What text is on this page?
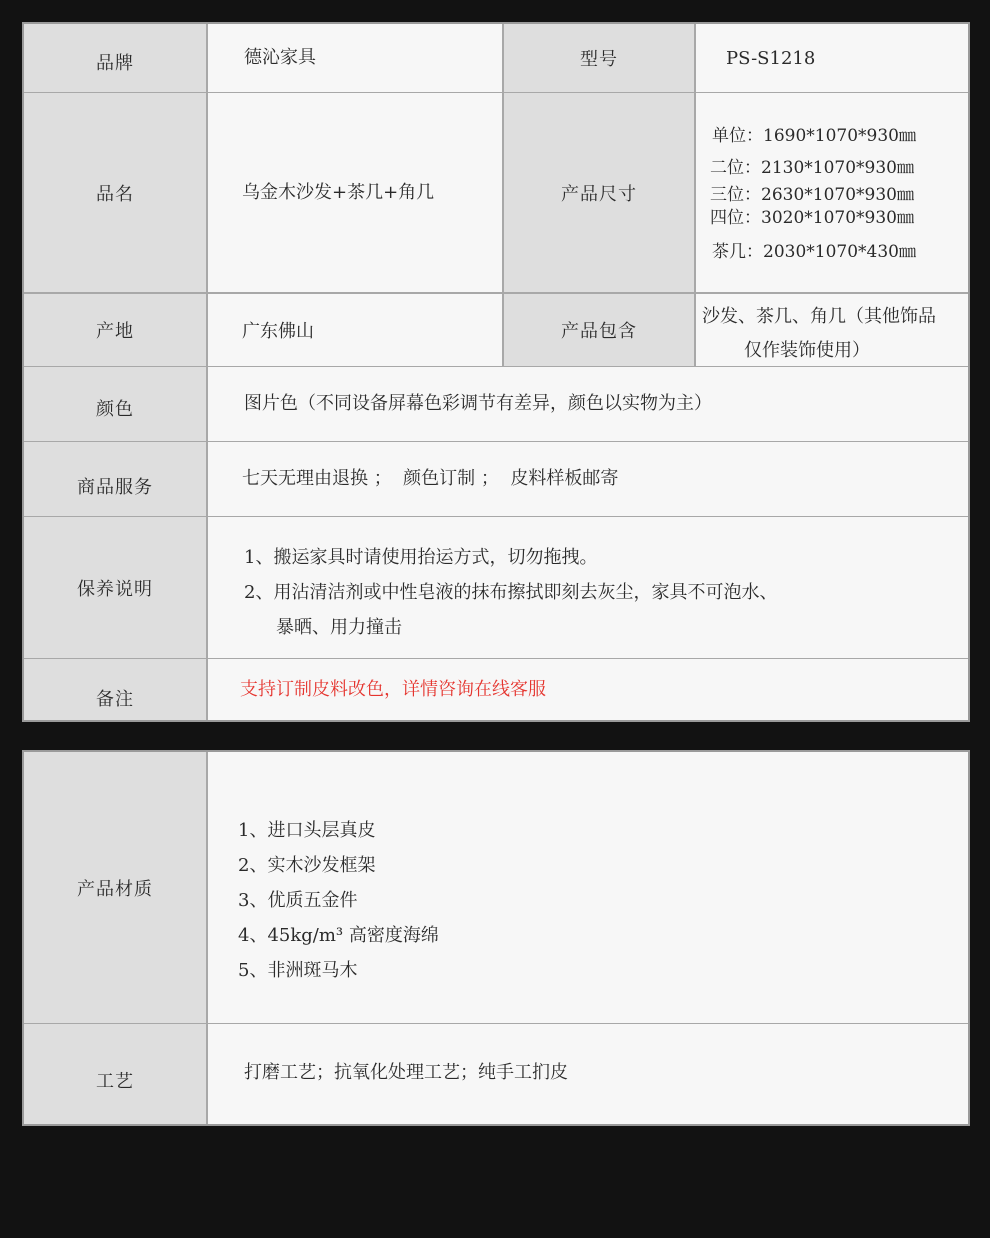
品牌	德沁家具	型号	PS-S1218
品名	乌金木沙发+茶几+角几	产品尺寸
单位：1690*1070*930㎜
二位：2130*1070*930㎜
三位：2630*1070*930㎜
四位：3020*1070*930㎜
茶几：2030*1070*430㎜
产地	广东佛山	产品包含
沙发、茶几、角几（其他饰品
仅作装饰使用）
颜色	图片色（不同设备屏幕色彩调节有差异，颜色以实物为主）
商品服务	七天无理由退换 ；  颜色订制 ；  皮料样板邮寄
保养说明
1、搬运家具时请使用抬运方式，切勿拖拽。
2、用沾清洁剂或中性皂液的抹布擦拭即刻去灰尘，家具不可泡水、
暴晒、用力撞击
备注	支持订制皮料改色，详情咨询在线客服
产品材质
1、进口头层真皮
2、实木沙发框架
3、优质五金件
4、45kg/m³ 高密度海绵
5、非洲斑马木
工艺	打磨工艺；抗氧化处理工艺；纯手工扪皮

++++++

The task: An exact transcription of all the entries is required, without the pictures.

Result:
What text is on this page?
品牌	德沁家具	型号	PS-S1218
品名	乌金木沙发+茶几+角几	产品尺寸
单位：1690*1070*930㎜
二位：2130*1070*930㎜
三位：2630*1070*930㎜
四位：3020*1070*930㎜
茶几：2030*1070*430㎜
产地	广东佛山	产品包含
沙发、茶几、角几（其他饰品
仅作装饰使用）
颜色	图片色（不同设备屏幕色彩调节有差异，颜色以实物为主）
商品服务	七天无理由退换 ；  颜色订制 ；  皮料样板邮寄
保养说明
1、搬运家具时请使用抬运方式，切勿拖拽。
2、用沾清洁剂或中性皂液的抹布擦拭即刻去灰尘，家具不可泡水、
暴晒、用力撞击
备注	支持订制皮料改色，详情咨询在线客服
产品材质
1、进口头层真皮
2、实木沙发框架
3、优质五金件
4、45kg/m³ 高密度海绵
5、非洲斑马木
工艺	打磨工艺；抗氧化处理工艺；纯手工扪皮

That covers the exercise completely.